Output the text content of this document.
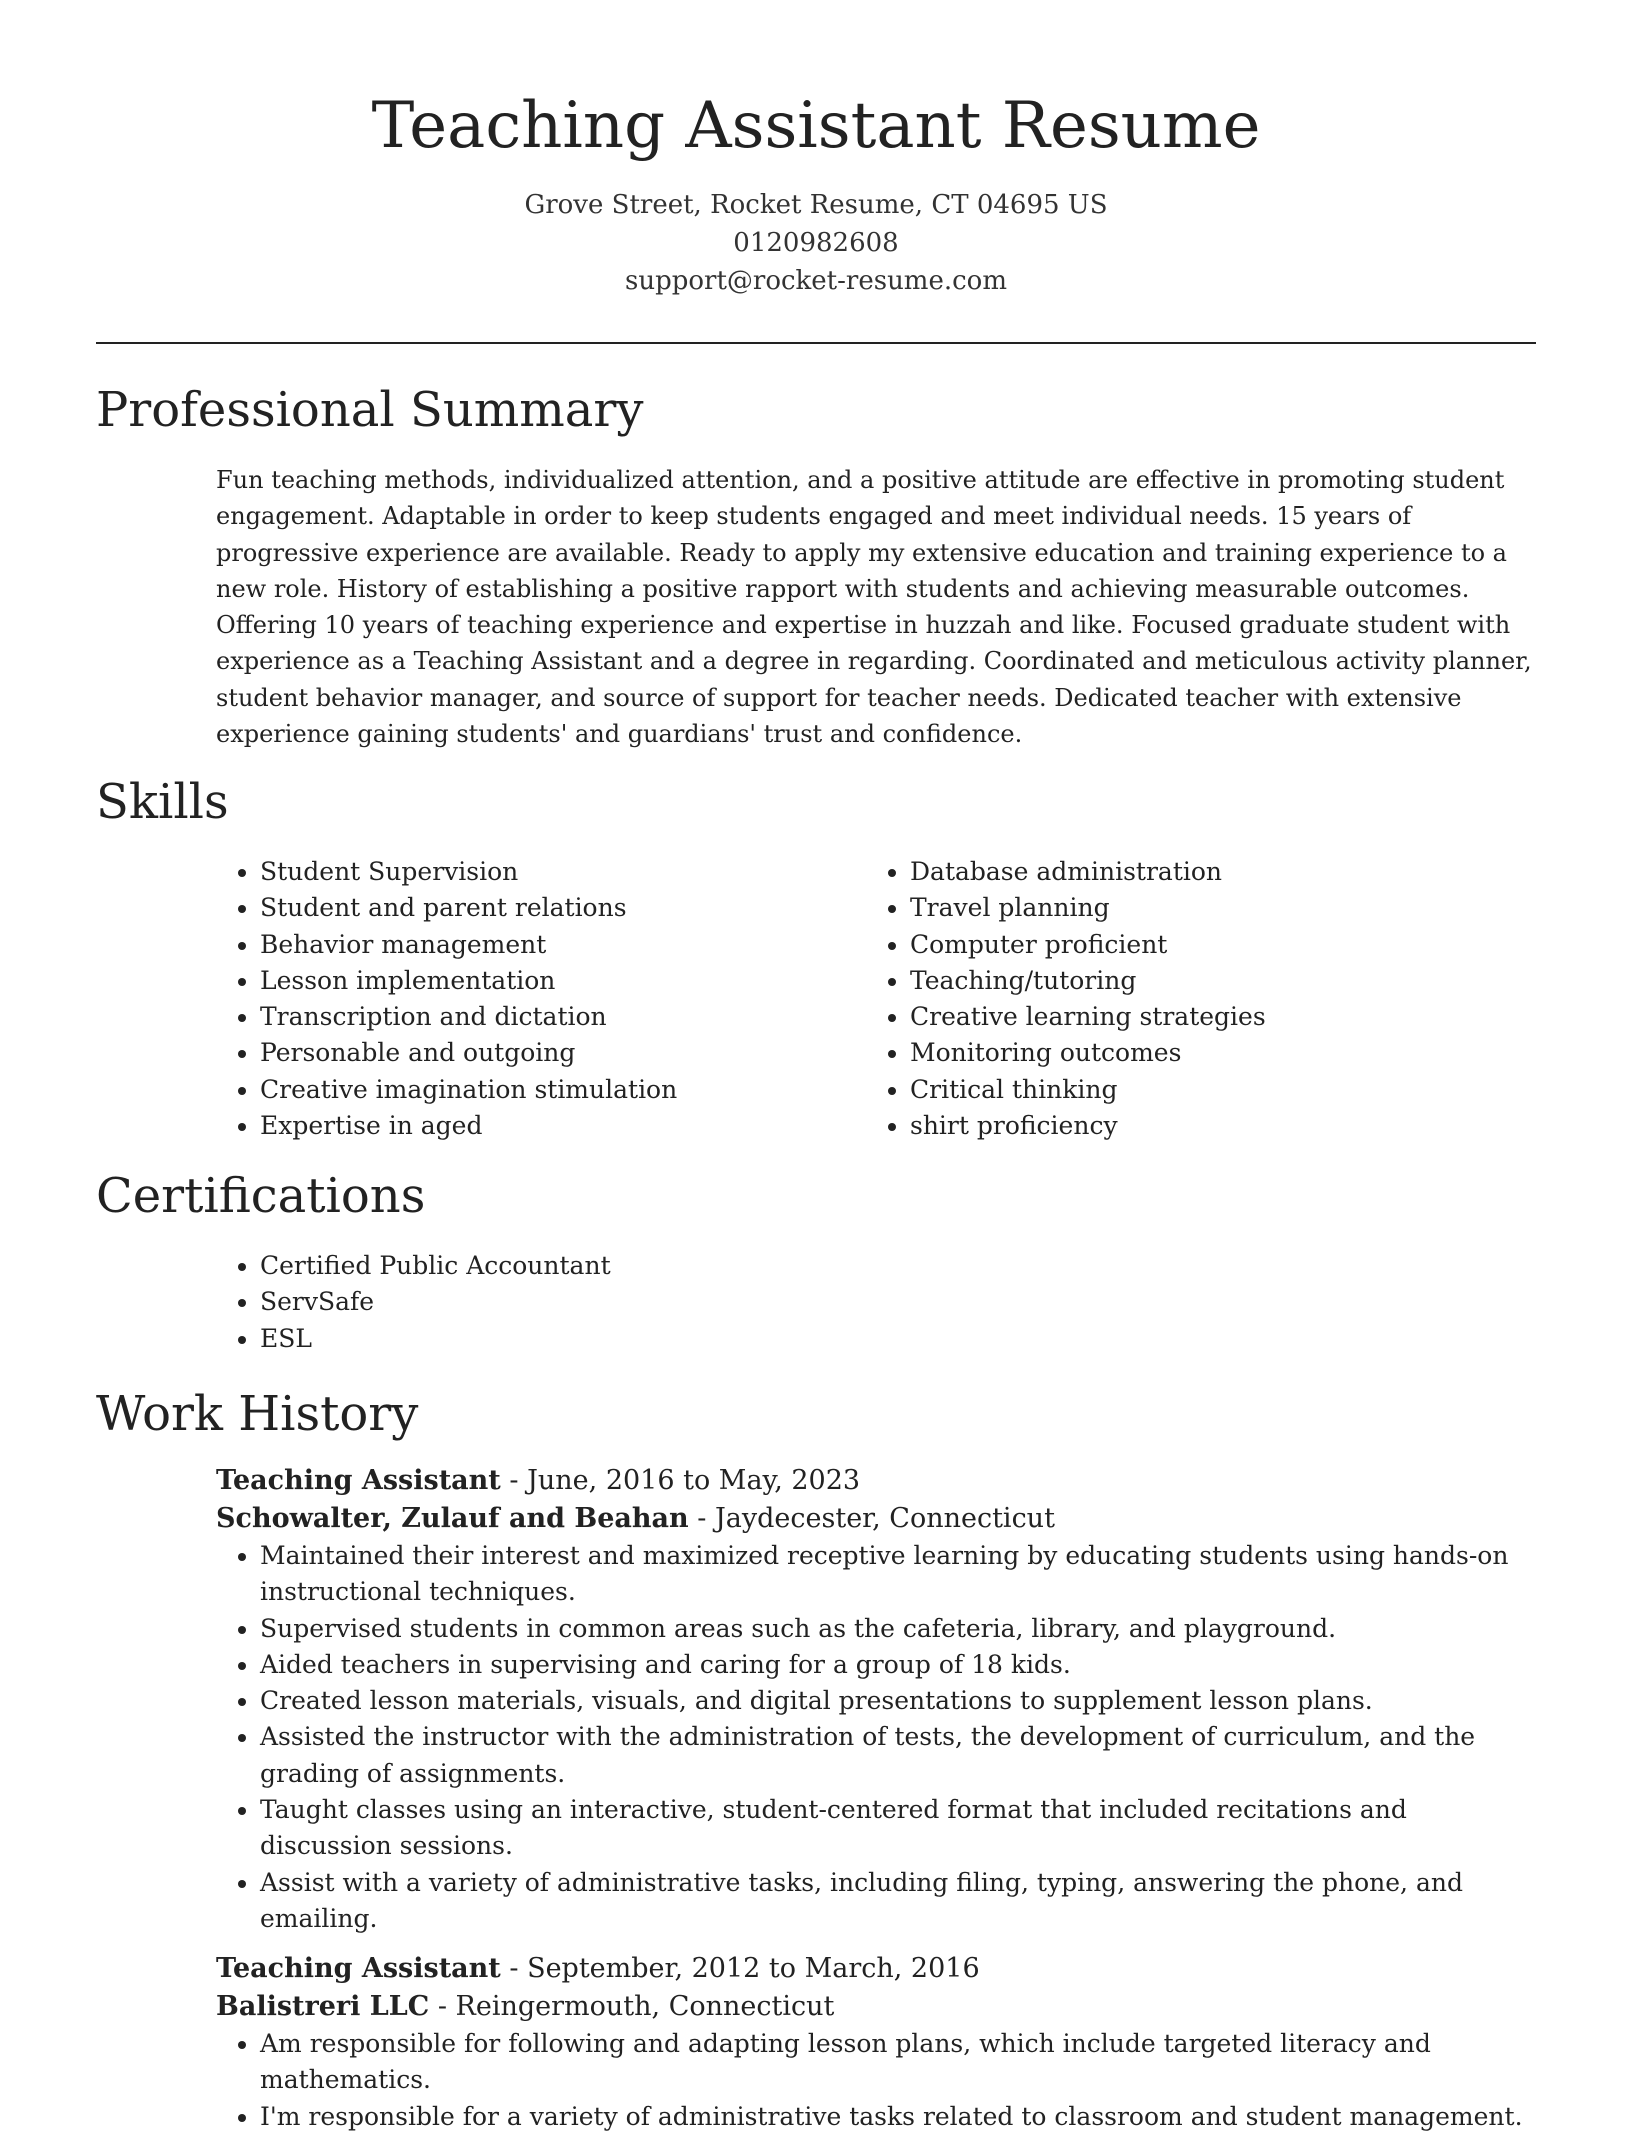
Teaching Assistant Resume
Grove Street, Rocket Resume, CT 04695 US
0120982608
support@rocket-resume.com
Professional Summary

Fun teaching methods, individualized attention, and a positive attitude are effective in promoting student engagement. Adaptable in order to keep students engaged and meet individual needs. 15 years of progressive experience are available. Ready to apply my extensive education and training experience to a new role. History of establishing a positive rapport with students and achieving measurable outcomes. Offering 10 years of teaching experience and expertise in huzzah and like. Focused graduate student with experience as a Teaching Assistant and a degree in regarding. Coordinated and meticulous activity planner, student behavior manager, and source of support for teacher needs. Dedicated teacher with extensive experience gaining students' and guardians' trust and confidence.

Skills
• Student Supervision
• Student and parent relations
• Behavior management
• Lesson implementation
• Transcription and dictation
• Personable and outgoing
• Creative imagination stimulation
• Expertise in aged
• Database administration
• Travel planning
• Computer proficient
• Teaching/tutoring
• Creative learning strategies
• Monitoring outcomes
• Critical thinking
• shirt proficiency
Certifications
• Certified Public Accountant
• ServSafe
• ESL
Work History
Teaching Assistant - June, 2016 to May, 2023
Schowalter, Zulauf and Beahan - Jaydecester, Connecticut
• Maintained their interest and maximized receptive learning by educating students using hands-on instructional techniques.
• Supervised students in common areas such as the cafeteria, library, and playground.
• Aided teachers in supervising and caring for a group of 18 kids.
• Created lesson materials, visuals, and digital presentations to supplement lesson plans.
• Assisted the instructor with the administration of tests, the development of curriculum, and the grading of assignments.
• Taught classes using an interactive, student-centered format that included recitations and discussion sessions.
• Assist with a variety of administrative tasks, including filing, typing, answering the phone, and emailing.
Teaching Assistant - September, 2012 to March, 2016
Balistreri LLC - Reingermouth, Connecticut
• Am responsible for following and adapting lesson plans, which include targeted literacy and mathematics.
• I'm responsible for a variety of administrative tasks related to classroom and student management.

WHAT THIS TASK INVOLVES:
Write out each line again precisely as it appears, skipping every picture.

OUTPUT FOR THIS TASK:
Output the text content of this document.
Teaching Assistant Resume
Grove Street, Rocket Resume, CT 04695 US
0120982608
support@rocket-resume.com
Professional Summary

Fun teaching methods, individualized attention, and a positive attitude are effective in promoting student engagement. Adaptable in order to keep students engaged and meet individual needs. 15 years of progressive experience are available. Ready to apply my extensive education and training experience to a new role. History of establishing a positive rapport with students and achieving measurable outcomes. Offering 10 years of teaching experience and expertise in huzzah and like. Focused graduate student with experience as a Teaching Assistant and a degree in regarding. Coordinated and meticulous activity planner, student behavior manager, and source of support for teacher needs. Dedicated teacher with extensive experience gaining students' and guardians' trust and confidence.

Skills
• Student Supervision
• Student and parent relations
• Behavior management
• Lesson implementation
• Transcription and dictation
• Personable and outgoing
• Creative imagination stimulation
• Expertise in aged
• Database administration
• Travel planning
• Computer proficient
• Teaching/tutoring
• Creative learning strategies
• Monitoring outcomes
• Critical thinking
• shirt proficiency
Certifications
• Certified Public Accountant
• ServSafe
• ESL
Work History
Teaching Assistant - June, 2016 to May, 2023
Schowalter, Zulauf and Beahan - Jaydecester, Connecticut
• Maintained their interest and maximized receptive learning by educating students using hands-on instructional techniques.
• Supervised students in common areas such as the cafeteria, library, and playground.
• Aided teachers in supervising and caring for a group of 18 kids.
• Created lesson materials, visuals, and digital presentations to supplement lesson plans.
• Assisted the instructor with the administration of tests, the development of curriculum, and the grading of assignments.
• Taught classes using an interactive, student-centered format that included recitations and discussion sessions.
• Assist with a variety of administrative tasks, including filing, typing, answering the phone, and emailing.
Teaching Assistant - September, 2012 to March, 2016
Balistreri LLC - Reingermouth, Connecticut
• Am responsible for following and adapting lesson plans, which include targeted literacy and mathematics.
• I'm responsible for a variety of administrative tasks related to classroom and student management.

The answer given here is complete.